(Layout annotation data)
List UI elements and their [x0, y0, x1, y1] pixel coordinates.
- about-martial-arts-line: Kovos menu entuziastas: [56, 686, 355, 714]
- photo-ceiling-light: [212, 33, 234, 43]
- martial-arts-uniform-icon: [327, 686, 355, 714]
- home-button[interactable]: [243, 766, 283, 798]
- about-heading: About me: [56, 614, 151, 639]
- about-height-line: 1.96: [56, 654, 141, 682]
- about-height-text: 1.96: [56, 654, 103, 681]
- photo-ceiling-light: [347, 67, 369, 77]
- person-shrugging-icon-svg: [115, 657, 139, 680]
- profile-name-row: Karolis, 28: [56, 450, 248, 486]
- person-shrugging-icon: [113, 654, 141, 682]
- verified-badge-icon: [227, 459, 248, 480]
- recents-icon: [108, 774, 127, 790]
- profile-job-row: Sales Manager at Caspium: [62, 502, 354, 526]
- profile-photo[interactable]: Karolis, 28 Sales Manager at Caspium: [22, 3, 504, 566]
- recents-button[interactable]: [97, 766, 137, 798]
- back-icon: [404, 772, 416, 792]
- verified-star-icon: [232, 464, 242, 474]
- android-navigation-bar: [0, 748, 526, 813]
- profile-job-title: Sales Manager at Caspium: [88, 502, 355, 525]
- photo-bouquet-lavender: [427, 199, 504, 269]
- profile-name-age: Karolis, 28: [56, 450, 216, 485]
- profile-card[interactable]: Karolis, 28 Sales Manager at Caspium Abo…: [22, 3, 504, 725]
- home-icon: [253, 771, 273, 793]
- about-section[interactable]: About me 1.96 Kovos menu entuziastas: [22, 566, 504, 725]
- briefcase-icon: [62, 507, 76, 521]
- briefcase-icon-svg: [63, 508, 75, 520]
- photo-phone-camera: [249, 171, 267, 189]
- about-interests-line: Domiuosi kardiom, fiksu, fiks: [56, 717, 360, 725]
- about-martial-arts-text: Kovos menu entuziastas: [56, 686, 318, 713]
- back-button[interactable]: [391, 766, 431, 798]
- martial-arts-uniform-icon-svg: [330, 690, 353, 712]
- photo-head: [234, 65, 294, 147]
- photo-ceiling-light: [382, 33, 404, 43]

■ Given instruction
Copy the stretch of lines from the first one through the line containing "- about-height-line: 1.96: [56, 654, 141, 682]", changing "home-button" to "start-button" and keeping everything else the same.

■ Output below
List UI elements and their [x0, y0, x1, y1] pixel coordinates.
- about-martial-arts-line: Kovos menu entuziastas: [56, 686, 355, 714]
- photo-ceiling-light: [212, 33, 234, 43]
- martial-arts-uniform-icon: [327, 686, 355, 714]
- start-button[interactable]: [243, 766, 283, 798]
- about-heading: About me: [56, 614, 151, 639]
- about-height-line: 1.96: [56, 654, 141, 682]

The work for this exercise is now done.